**AUFGABENSTELLUNG**
Welche Strecke ist laut Ausgangstext beim Lauf „St. Pauli läuft gegen Rechts“ um die Alster zurückzulegen?

**AUSGANGSTEXT**
------------------------------
Der Tag, an dem über 10.000 Menschen auf Hamburger Straßen ein Zeichen setzten

Vorwort

Seit Wochen wurde über viele Kanäle und auch von uns immer wieder dazu aufgerufen, sich den Nazis in den Weg zu stellen, ein Zeichen gegen Rechts zu setzen. Dazu boten sich viele verschiedene Möglichkeiten und wir freuen uns sehr, wie zahlreich diese genutzt wurden.

St. Pauli läuft gegen Rechts

Für uns begann die Demonstration schon am Freitag, als wir dem Aufruf „St. Pauli läuft gegen Rechts“ der Marathon-Abteilung unseres Vereins folgten. Alle einmal 7,4km links(!) um die Alster laufen oder gehen.

Wir kamen durch unglückliche Ereignisse erst zehn Minuten vor Start auf der Grillwiese Schwanenwik an. Trotzdem erhielten wir problemlos gegen eine Spende unsere Startnummern und konnten noch etwas Musik der Band „Tuten und Blasen“ lauschen, ehe wir unseren Lauf begannen.
------------------------------
**GEGEBENE EINTRÄGE**
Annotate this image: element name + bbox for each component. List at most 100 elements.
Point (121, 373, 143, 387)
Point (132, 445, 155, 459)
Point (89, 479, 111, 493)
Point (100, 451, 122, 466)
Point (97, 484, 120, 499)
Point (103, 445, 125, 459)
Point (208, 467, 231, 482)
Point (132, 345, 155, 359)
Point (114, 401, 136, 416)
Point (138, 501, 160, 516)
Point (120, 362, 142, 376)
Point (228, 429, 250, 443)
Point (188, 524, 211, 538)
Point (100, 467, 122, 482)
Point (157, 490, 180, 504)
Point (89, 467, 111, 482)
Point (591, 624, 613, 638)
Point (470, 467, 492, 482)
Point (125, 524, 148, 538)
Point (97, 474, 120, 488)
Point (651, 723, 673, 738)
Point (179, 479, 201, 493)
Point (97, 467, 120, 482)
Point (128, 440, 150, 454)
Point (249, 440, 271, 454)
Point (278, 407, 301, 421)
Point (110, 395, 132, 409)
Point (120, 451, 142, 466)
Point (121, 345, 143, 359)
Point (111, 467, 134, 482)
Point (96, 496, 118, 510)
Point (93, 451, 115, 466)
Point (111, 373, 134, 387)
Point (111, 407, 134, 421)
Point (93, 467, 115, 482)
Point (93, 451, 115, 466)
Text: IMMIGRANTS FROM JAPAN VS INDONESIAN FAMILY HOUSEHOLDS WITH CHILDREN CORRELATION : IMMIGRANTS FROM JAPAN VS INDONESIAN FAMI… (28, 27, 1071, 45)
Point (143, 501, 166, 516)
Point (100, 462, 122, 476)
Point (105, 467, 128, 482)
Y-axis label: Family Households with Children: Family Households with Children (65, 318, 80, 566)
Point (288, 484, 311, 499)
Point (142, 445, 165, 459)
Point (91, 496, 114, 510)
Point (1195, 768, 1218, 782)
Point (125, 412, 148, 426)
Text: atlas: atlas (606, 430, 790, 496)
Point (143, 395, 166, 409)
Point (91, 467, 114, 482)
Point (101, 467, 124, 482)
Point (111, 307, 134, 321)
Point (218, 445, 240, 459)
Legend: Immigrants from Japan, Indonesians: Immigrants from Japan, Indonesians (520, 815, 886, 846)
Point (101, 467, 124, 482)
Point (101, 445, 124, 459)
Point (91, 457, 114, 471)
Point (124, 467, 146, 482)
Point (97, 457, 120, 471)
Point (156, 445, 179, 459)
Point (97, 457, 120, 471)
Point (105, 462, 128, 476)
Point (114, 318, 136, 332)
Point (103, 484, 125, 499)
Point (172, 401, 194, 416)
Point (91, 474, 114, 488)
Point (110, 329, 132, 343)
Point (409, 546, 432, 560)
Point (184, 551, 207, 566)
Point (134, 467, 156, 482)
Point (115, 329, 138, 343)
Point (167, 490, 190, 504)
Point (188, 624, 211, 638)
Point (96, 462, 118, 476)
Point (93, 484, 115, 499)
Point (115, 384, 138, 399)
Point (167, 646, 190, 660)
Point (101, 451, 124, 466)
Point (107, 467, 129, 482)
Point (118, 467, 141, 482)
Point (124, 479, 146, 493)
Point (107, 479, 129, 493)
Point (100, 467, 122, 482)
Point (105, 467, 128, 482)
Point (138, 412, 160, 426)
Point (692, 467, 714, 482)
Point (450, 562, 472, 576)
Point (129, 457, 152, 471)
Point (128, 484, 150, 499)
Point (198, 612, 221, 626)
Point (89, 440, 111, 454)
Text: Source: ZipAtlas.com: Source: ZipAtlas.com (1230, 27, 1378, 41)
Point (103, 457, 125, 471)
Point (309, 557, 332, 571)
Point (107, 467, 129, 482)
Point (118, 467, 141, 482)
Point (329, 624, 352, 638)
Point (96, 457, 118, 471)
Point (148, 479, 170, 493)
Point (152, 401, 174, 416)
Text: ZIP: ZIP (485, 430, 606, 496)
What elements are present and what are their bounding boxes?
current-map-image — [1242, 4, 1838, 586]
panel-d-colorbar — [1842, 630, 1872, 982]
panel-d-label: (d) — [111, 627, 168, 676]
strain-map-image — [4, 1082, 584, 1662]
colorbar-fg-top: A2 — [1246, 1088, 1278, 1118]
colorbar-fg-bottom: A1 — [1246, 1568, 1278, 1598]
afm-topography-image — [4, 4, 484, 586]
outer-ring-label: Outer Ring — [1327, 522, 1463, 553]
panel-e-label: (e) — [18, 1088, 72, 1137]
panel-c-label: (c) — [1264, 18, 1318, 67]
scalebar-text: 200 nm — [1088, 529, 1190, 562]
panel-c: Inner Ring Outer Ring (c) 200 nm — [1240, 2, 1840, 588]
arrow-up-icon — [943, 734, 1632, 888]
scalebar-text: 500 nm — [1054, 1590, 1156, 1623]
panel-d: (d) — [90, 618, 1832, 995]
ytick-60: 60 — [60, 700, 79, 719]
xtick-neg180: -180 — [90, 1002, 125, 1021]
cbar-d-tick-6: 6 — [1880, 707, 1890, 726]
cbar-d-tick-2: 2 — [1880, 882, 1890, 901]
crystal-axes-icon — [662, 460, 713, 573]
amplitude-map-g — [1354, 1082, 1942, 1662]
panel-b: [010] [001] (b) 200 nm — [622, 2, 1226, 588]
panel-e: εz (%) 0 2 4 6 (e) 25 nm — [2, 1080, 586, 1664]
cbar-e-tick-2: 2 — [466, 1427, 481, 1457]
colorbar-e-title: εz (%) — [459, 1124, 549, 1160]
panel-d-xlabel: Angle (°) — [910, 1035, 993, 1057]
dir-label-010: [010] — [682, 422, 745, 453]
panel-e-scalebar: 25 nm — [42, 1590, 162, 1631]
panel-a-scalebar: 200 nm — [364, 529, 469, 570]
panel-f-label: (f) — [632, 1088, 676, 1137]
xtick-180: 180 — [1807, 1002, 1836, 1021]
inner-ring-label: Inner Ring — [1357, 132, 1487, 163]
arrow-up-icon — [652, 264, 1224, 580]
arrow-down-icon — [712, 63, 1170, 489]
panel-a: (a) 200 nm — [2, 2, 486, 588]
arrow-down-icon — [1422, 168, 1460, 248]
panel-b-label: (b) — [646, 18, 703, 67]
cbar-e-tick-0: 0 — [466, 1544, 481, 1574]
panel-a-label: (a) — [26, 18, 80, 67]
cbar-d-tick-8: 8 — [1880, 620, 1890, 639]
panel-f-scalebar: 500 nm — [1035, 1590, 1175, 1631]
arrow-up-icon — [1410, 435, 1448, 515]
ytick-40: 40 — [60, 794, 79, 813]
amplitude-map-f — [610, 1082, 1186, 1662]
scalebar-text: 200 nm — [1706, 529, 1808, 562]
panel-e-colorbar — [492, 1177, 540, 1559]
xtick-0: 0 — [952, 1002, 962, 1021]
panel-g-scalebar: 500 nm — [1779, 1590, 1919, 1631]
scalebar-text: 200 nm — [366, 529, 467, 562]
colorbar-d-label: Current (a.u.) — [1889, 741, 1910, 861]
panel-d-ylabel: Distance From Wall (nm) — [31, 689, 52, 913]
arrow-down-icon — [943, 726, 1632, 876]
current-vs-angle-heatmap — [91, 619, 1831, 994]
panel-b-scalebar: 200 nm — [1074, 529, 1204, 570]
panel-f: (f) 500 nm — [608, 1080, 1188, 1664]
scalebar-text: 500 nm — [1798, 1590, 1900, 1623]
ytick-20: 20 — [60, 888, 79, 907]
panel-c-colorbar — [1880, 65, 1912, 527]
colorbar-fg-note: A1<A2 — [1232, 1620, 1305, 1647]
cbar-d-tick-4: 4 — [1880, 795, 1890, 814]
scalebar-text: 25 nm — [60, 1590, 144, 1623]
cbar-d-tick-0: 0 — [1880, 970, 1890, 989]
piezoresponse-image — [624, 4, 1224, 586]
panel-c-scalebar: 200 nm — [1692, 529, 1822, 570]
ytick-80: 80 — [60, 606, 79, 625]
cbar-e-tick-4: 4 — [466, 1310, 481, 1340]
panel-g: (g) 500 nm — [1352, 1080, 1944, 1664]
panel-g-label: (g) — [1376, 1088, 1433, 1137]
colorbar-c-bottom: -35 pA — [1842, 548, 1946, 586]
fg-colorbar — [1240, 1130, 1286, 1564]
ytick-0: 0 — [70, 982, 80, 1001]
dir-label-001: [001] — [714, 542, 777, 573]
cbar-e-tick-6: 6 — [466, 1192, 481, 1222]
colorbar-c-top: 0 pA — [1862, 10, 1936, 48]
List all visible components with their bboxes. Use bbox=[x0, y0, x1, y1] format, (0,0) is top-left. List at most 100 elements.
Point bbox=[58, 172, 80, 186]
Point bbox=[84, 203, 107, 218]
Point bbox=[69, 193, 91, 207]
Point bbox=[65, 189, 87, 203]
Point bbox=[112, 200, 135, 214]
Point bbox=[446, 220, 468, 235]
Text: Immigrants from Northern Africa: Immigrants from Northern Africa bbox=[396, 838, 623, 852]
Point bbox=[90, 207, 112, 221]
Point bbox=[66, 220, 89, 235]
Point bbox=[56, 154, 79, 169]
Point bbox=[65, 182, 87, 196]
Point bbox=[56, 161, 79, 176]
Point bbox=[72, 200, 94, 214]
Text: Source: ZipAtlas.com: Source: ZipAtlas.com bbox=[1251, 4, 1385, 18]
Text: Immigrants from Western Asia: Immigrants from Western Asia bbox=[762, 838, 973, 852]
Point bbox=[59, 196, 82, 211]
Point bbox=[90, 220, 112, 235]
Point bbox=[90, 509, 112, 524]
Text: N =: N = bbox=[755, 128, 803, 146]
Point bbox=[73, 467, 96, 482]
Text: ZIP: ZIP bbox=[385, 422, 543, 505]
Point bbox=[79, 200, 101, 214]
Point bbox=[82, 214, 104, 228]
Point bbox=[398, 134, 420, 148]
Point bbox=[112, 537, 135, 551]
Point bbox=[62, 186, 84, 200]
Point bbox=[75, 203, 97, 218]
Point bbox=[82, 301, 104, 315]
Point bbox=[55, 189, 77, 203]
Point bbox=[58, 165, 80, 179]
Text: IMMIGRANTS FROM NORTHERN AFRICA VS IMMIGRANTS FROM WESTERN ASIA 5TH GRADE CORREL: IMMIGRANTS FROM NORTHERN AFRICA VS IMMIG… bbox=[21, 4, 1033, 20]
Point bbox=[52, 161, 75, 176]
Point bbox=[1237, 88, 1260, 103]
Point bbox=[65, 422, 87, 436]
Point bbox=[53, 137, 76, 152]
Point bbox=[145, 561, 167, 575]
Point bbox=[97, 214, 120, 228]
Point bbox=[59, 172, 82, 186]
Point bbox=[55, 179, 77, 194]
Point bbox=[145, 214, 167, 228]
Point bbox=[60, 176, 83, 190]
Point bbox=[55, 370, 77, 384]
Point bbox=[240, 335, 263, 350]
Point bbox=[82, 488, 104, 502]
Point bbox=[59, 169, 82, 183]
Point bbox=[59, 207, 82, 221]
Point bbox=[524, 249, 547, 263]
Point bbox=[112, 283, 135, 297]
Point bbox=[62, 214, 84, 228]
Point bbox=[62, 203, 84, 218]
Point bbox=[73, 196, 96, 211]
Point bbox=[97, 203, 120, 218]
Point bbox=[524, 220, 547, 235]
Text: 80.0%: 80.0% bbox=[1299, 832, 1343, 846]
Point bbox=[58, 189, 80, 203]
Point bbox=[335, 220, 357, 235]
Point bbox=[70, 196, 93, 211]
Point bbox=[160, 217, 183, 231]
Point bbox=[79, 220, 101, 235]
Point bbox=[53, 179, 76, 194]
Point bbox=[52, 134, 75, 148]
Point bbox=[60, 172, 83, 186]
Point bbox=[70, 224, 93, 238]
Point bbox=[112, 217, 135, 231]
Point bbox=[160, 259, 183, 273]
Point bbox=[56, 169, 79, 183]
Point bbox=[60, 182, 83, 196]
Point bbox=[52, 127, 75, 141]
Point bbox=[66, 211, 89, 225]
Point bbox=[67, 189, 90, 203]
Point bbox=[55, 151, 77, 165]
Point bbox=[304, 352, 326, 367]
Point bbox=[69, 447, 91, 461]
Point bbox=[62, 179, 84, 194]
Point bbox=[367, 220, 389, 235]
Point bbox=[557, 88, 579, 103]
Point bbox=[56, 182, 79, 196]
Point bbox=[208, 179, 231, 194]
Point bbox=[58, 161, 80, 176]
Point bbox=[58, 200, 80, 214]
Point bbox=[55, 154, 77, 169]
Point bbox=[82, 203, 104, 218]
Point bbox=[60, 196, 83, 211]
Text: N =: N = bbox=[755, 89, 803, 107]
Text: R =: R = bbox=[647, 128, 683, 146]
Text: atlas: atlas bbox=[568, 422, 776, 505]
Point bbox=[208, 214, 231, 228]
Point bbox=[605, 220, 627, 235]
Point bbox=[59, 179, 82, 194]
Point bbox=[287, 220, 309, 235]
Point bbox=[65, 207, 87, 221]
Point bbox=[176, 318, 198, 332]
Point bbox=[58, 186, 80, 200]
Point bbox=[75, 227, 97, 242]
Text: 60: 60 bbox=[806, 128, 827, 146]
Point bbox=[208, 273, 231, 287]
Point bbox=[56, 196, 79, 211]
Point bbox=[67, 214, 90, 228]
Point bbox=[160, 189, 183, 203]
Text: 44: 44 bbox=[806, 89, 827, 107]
------------------------------
**ANTWORT ZUR AUFGABE**
Einmal 7,4 km links um die Alster.